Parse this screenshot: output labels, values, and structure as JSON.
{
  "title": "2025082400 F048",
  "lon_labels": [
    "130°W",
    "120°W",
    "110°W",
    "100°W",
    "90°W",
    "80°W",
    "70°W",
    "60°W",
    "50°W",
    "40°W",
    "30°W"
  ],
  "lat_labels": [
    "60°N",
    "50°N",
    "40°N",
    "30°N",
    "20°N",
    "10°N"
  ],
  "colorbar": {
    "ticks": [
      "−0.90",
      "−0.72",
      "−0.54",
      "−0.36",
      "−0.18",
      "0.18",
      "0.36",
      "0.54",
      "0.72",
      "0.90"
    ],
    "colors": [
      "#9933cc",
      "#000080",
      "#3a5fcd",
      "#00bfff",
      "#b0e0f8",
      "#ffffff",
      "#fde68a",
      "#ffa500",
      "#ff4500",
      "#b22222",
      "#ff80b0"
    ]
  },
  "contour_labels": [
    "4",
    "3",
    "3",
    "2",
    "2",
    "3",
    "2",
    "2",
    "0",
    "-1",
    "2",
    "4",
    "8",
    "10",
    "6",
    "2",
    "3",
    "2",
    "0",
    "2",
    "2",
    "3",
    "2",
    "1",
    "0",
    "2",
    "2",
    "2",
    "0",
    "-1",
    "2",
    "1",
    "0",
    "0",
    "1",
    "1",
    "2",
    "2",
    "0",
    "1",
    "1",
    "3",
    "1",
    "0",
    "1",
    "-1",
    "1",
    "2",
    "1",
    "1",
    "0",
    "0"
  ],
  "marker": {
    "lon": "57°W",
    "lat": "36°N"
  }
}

=-=-=

Every line of the material must be returned exactly as it appears.

Parse this screenshot: output labels, values, and structure as JSON.
{
  "title": "2025082400 F048",
  "lon_labels": [
    "130°W",
    "120°W",
    "110°W",
    "100°W",
    "90°W",
    "80°W",
    "70°W",
    "60°W",
    "50°W",
    "40°W",
    "30°W"
  ],
  "lat_labels": [
    "60°N",
    "50°N",
    "40°N",
    "30°N",
    "20°N",
    "10°N"
  ],
  "colorbar": {
    "ticks": [
      "−0.90",
      "−0.72",
      "−0.54",
      "−0.36",
      "−0.18",
      "0.18",
      "0.36",
      "0.54",
      "0.72",
      "0.90"
    ],
    "colors": [
      "#9933cc",
      "#000080",
      "#3a5fcd",
      "#00bfff",
      "#b0e0f8",
      "#ffffff",
      "#fde68a",
      "#ffa500",
      "#ff4500",
      "#b22222",
      "#ff80b0"
    ]
  },
  "contour_labels": [
    "4",
    "3",
    "3",
    "2",
    "2",
    "3",
    "2",
    "2",
    "0",
    "-1",
    "2",
    "4",
    "8",
    "10",
    "6",
    "2",
    "3",
    "2",
    "0",
    "2",
    "2",
    "3",
    "2",
    "1",
    "0",
    "2",
    "2",
    "2",
    "0",
    "-1",
    "2",
    "1",
    "0",
    "0",
    "1",
    "1",
    "2",
    "2",
    "0",
    "1",
    "1",
    "3",
    "1",
    "0",
    "1",
    "-1",
    "1",
    "2",
    "1",
    "1",
    "0",
    "0"
  ],
  "marker": {
    "lon": "57°W",
    "lat": "36°N"
  }
}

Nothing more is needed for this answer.